In V2I communication, vehicles communicate with nearby infrastructure to exchange information. In OCC-based V2I communication, the transmitter candidates can be vehicular LED lights, digital signage along the road, LED traffic lights, digital lane markings, street lamps, parking meters, digital milestones, etc. Receivers, on the other hand, are cameras installed on the dashboard of the vehicle, surveillance cameras, and special-purpose cameras for lane tracking or license plate number detection.

In either V2I or infrastructure-to-vehicle (I2V) communication, information such as public safety messages about construction work ahead, emergency weather alerts, availability of parking spaces, road accident warnings, and vehicular traffic information are transmitted. The vast number of RSUs with LEDs for displaying vehicular safety information can serve as OCC transmitters.

Fig. 4 shows an OCC-based V2I communication scenario where three vehicles are communicating independently with digital signage and traffic lights on either side of the road. Real-time communication is influenced by various factors, such as vehicular speed, angle between transmitter and receiver, and the range between them. The speed at which a vehicle is approaching a digital RSU also determines performance in OCC-based V2I communication. For a slow vehicle approaching the receiver, it is relatively easy to capture the LED lights of the transmitter. However, for a high-speed vehicle, a high-speed camera capable of capturing multiple frames per second is required to effectively capture the transmitted content.

In [10], a V2I broadcast system that integrates traffic lights with the existing ITS architecture was presented. Here, a prototype with a 200 mm custom-designed LED traffic lighting system was used. A robust modulation technique based on direct sequence spread spectrum (DSSS) and sequence inverse keying (SIK) was used to minimize the effect of noise. They compared their scheme with existing modulation schemes, such as L pulse position modulation (L-PPM), inverted L-PPM, and on-off keying (OOK). They found that their scheme provided better performance than conventional ones in terms of BER and maximum achievable data rate. Furthermore, through extensive experiments under bright sunlight during the daytime, they demonstrated robust communication performance at a transmission range of more than 40 m.

+++

* **Problems and tasks**
**1)** For each statement, say whether it agrees with the V2I communication passage, answering yes or no and quoting the words of the passage that decide it. (a) Street lamps are among the possible transmitters in OCC-based V2I communication. (b) The prototype in [10] used a 300 mm LED traffic lighting system. (c) Under bright daytime sunlight, the scheme in [10] communicated robustly at a transmission range of more than 40 m.
**2)** Set down the stretch of the V2I communication passage from "In [10], a V2I" through "more than 40 m.", copying it word for word.

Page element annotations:
+++

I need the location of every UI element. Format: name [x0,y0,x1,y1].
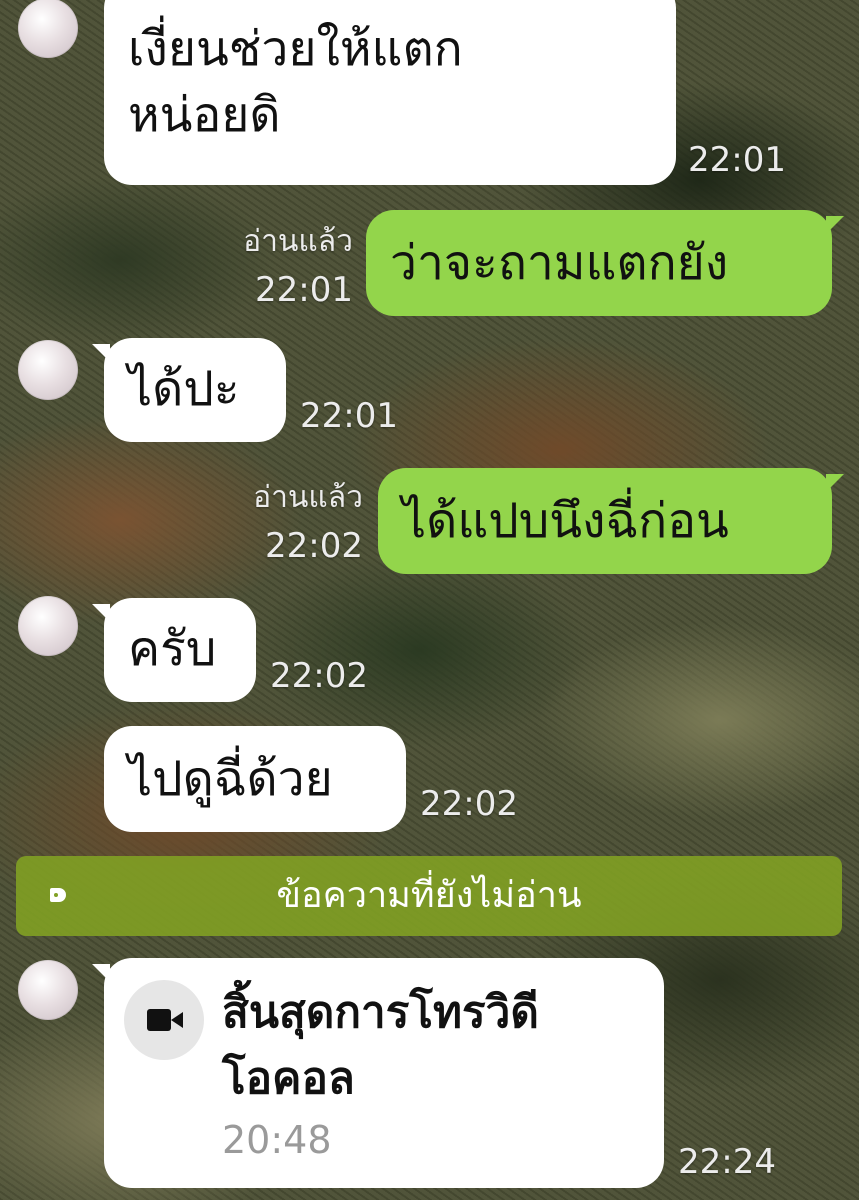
video-camera-icon [147,1009,183,1031]
message-time: 22:01 [255,270,353,310]
message-time: 22:02 [270,656,368,696]
message-text: ได้แปบนึงฉี่ก่อน [402,493,729,549]
avatar[interactable] [18,0,78,58]
message-time: 22:01 [688,140,786,180]
call-duration: 20:48 [222,1118,332,1162]
message-bubble-outgoing[interactable]: ได้แปบนึงฉี่ก่อน [378,468,844,574]
message-text: ว่าจะถามแตกยัง [390,235,729,291]
message-time: 22:02 [420,784,518,824]
message-text: ไปดูฉี่ด้วย [128,751,333,807]
message-text: เงี่ยนช่วยให้แตก หน่อยดิ [128,21,463,143]
message-time: 22:01 [300,396,398,436]
avatar[interactable] [18,340,78,400]
message-bubble-incoming[interactable]: เงี่ยนช่วยให้แตก หน่อยดิ [92,0,676,185]
read-receipt: อ่านแล้ว [253,480,363,515]
message-time: 22:24 [678,1142,776,1182]
unread-divider-label: ข้อความที่ยังไม่อ่าน [276,875,582,916]
video-call-message-bubble[interactable]: สิ้นสุดการโทรวิดีโอคอล 20:48 [92,958,664,1188]
message-text: ครับ [128,621,217,677]
message-bubble-incoming[interactable]: ครับ [92,598,256,702]
avatar[interactable] [18,596,78,656]
message-text: ได้ปะ [128,361,240,417]
unread-messages-divider: ข้อความที่ยังไม่อ่าน [16,856,842,936]
read-receipt: อ่านแล้ว [243,224,353,259]
message-bubble-outgoing[interactable]: ว่าจะถามแตกยัง [366,210,844,316]
avatar[interactable] [18,960,78,1020]
call-status-title: สิ้นสุดการโทรวิดีโอคอล [222,987,539,1104]
message-bubble-incoming[interactable]: ไปดูฉี่ด้วย [104,726,406,832]
video-call-icon [124,980,204,1060]
message-time: 22:02 [265,526,363,566]
message-bubble-incoming[interactable]: ได้ปะ [92,338,286,442]
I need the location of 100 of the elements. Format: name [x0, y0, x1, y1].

+++

* **Answer set**
**1)**
(a) Yes: "the transmitter candidates can be vehicular LED lights, digital signage along the road, LED traffic lights, digital lane markings, street lamps, parking meters, digital milestones, etc."
(b) No: "a prototype with a 200 mm custom-designed LED traffic lighting system was used."
(c) Yes: "through extensive experiments under bright sunlight during the daytime, they demonstrated robust communication performance at a transmission range of more than 40 m."

**2)**
In [10], a V2I broadcast system that integrates traffic lights with the existing ITS architecture was presented. Here, a prototype with a 200 mm custom-designed LED traffic lighting system was used. A robust modulation technique based on direct sequence spread spectrum (DSSS) and sequence inverse keying (SIK) was used to minimize the effect of noise. They compared their scheme with existing modulation schemes, such as L pulse position modulation (L-PPM), inverted L-PPM, and on-off keying (OOK). They found that their scheme provided better performance than conventional ones in terms of BER and maximum achievable data rate. Furthermore, through extensive experiments under bright sunlight during the daytime, they demonstrated robust communication performance at a transmission range of more than 40 m.